◆ GIVEN TASK: Can you copy the lines from the one that contains "Extract the chart's" through the end of the material below, exactly and with nothing else?

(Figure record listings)
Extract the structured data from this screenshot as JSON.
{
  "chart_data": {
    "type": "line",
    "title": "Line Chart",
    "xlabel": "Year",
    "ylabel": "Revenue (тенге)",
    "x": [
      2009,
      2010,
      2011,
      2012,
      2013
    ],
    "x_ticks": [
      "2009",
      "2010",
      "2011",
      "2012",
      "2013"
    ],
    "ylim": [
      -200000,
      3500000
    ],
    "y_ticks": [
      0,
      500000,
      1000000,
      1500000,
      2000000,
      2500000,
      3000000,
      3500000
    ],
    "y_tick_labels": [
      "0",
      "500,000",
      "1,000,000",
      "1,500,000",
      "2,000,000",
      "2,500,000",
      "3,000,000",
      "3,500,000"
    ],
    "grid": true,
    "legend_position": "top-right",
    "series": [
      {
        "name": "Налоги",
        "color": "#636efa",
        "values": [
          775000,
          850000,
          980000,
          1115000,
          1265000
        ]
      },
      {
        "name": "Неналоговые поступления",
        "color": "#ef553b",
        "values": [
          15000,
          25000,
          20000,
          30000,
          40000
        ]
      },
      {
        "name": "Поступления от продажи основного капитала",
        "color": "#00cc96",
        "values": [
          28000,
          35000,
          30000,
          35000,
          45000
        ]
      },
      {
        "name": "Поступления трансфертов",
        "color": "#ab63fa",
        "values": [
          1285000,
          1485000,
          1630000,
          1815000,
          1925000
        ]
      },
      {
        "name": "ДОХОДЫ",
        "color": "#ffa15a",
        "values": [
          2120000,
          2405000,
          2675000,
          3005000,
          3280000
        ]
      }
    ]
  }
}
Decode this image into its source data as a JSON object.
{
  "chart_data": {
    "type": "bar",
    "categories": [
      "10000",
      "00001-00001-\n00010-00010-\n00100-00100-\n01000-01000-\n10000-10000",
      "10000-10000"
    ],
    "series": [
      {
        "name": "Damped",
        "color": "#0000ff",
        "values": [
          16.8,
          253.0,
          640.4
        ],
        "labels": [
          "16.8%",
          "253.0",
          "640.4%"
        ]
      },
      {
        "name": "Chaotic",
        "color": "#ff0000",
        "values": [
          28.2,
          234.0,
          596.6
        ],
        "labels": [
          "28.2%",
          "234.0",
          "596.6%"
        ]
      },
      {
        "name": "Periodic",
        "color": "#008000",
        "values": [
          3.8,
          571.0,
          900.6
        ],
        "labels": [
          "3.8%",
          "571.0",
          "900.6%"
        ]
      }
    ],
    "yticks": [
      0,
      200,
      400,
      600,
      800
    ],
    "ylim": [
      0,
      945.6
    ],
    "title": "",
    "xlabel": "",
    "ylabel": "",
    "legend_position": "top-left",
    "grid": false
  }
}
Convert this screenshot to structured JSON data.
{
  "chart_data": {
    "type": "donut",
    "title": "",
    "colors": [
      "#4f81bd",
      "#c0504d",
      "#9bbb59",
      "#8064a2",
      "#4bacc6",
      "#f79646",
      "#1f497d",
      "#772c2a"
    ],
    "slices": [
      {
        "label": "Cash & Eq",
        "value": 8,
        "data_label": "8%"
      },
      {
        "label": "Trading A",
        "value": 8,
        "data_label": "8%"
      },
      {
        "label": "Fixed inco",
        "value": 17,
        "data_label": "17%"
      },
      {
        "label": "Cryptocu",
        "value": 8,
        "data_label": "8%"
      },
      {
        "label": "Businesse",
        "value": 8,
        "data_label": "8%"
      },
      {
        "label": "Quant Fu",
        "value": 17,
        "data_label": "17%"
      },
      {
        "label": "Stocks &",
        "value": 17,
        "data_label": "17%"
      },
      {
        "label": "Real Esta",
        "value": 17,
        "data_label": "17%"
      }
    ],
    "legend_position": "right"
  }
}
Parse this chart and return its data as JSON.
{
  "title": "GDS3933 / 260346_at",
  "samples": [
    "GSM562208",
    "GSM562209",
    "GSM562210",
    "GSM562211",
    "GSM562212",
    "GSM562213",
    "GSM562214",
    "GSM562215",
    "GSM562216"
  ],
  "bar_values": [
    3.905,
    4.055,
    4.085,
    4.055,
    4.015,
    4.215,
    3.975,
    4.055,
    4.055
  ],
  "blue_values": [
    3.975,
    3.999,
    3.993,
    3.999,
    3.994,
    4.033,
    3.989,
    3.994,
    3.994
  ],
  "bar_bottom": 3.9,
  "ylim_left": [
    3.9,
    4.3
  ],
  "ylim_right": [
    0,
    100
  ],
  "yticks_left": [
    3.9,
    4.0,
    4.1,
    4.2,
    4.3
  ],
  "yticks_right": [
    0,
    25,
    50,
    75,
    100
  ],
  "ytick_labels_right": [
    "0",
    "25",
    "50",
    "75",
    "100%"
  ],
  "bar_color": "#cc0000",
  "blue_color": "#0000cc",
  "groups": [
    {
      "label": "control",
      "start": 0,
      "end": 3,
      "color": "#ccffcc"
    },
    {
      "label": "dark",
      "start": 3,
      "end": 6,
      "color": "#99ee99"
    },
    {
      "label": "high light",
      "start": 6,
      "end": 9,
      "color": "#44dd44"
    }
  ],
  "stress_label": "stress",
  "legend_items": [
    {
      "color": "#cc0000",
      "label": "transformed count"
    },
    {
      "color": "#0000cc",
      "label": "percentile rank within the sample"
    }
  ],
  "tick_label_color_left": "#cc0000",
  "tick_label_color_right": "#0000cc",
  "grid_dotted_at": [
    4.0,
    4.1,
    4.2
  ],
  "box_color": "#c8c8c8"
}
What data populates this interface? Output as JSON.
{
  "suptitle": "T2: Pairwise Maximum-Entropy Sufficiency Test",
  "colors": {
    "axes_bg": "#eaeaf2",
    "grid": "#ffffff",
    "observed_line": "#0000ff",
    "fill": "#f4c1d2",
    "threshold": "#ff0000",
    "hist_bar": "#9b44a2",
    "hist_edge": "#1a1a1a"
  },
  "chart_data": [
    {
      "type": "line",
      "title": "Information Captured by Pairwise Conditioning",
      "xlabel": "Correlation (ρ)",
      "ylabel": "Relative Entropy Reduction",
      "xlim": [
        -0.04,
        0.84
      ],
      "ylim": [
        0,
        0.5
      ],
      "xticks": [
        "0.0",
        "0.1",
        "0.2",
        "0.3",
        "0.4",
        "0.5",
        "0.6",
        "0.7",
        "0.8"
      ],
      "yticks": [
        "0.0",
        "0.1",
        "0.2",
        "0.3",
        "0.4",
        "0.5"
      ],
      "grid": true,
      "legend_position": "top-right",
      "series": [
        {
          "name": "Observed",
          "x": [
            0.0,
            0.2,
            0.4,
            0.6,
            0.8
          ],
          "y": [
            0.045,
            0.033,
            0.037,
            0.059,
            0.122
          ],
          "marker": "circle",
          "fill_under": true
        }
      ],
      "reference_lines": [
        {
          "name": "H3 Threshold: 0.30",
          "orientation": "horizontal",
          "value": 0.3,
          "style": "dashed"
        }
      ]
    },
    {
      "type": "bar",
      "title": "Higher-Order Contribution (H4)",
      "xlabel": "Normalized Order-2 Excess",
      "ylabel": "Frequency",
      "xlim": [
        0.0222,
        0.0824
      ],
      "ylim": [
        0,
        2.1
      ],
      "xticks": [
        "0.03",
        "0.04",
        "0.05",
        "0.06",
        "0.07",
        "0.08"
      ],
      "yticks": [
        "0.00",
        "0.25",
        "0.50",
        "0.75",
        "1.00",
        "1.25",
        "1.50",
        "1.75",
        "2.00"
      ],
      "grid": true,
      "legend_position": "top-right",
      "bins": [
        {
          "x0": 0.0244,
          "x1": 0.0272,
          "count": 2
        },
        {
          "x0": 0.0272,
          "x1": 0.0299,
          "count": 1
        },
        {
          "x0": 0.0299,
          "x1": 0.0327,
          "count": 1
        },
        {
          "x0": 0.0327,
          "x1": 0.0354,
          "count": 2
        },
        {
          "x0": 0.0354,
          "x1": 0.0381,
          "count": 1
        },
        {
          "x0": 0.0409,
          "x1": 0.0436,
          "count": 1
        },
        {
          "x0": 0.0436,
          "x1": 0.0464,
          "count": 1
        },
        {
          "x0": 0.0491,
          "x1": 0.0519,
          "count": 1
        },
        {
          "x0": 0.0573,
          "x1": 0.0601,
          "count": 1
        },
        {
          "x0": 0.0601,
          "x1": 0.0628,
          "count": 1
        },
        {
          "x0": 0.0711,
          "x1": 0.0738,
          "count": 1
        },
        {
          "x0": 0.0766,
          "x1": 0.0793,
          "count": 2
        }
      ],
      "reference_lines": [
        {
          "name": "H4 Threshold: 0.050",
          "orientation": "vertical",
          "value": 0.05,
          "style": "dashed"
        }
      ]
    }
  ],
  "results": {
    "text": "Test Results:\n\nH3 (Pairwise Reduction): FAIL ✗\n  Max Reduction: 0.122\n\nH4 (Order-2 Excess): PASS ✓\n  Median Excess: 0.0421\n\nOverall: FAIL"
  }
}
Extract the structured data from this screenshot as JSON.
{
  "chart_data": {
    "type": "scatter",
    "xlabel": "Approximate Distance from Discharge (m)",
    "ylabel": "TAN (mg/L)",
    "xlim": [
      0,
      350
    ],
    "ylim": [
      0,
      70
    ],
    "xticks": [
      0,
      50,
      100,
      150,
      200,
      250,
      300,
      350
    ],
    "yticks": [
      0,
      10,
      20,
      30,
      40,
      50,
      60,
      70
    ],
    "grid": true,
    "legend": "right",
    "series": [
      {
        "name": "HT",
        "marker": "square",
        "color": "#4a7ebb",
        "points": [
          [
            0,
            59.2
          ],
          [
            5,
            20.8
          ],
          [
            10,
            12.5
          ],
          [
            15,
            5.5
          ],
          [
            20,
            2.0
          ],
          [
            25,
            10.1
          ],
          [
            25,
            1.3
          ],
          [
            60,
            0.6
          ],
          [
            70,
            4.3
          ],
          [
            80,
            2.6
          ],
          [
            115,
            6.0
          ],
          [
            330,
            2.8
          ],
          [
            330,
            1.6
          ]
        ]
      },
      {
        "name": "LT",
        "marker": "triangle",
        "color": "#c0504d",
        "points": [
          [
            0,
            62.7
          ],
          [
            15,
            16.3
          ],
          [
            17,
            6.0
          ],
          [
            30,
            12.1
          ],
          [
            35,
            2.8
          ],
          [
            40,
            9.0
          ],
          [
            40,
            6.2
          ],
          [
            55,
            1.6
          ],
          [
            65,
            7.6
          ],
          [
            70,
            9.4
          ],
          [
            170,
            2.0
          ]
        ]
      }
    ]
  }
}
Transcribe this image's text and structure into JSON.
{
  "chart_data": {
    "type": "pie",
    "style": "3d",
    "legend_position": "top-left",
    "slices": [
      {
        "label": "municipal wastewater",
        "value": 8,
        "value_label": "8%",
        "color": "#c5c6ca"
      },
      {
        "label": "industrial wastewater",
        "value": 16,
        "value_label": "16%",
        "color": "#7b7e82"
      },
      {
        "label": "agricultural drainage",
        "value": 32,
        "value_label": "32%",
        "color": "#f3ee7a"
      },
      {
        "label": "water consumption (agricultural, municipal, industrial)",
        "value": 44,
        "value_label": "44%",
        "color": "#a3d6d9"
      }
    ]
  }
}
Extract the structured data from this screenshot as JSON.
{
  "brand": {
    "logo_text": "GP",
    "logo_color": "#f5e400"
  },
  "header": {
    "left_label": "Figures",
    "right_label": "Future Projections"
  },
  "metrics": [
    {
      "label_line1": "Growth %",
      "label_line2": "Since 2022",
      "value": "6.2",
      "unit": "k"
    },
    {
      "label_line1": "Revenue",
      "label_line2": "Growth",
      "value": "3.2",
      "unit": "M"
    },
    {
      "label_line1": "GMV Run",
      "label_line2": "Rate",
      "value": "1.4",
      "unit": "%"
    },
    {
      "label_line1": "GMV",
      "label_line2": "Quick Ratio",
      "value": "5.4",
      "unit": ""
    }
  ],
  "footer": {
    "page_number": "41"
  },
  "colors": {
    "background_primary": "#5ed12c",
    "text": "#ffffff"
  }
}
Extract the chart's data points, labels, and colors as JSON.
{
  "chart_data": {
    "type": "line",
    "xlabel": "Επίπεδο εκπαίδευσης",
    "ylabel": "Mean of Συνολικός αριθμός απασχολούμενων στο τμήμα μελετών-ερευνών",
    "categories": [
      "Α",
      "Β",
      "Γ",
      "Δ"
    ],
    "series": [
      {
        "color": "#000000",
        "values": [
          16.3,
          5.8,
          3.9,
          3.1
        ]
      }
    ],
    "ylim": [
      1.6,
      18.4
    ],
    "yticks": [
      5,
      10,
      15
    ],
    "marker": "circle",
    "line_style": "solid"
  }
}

◆ TASK RESULT:
Extract the chart's data points, labels, and colors as JSON.
{
  "chart_data": {
    "type": "line",
    "xlabel": "Επίπεδο εκπαίδευσης",
    "ylabel": "Mean of Συνολικός αριθμός απασχολούμενων στο τμήμα μελετών-ερευνών",
    "categories": [
      "Α",
      "Β",
      "Γ",
      "Δ"
    ],
    "series": [
      {
        "color": "#000000",
        "values": [
          16.3,
          5.8,
          3.9,
          3.1
        ]
      }
    ],
    "ylim": [
      1.6,
      18.4
    ],
    "yticks": [
      5,
      10,
      15
    ],
    "marker": "circle",
    "line_style": "solid"
  }
}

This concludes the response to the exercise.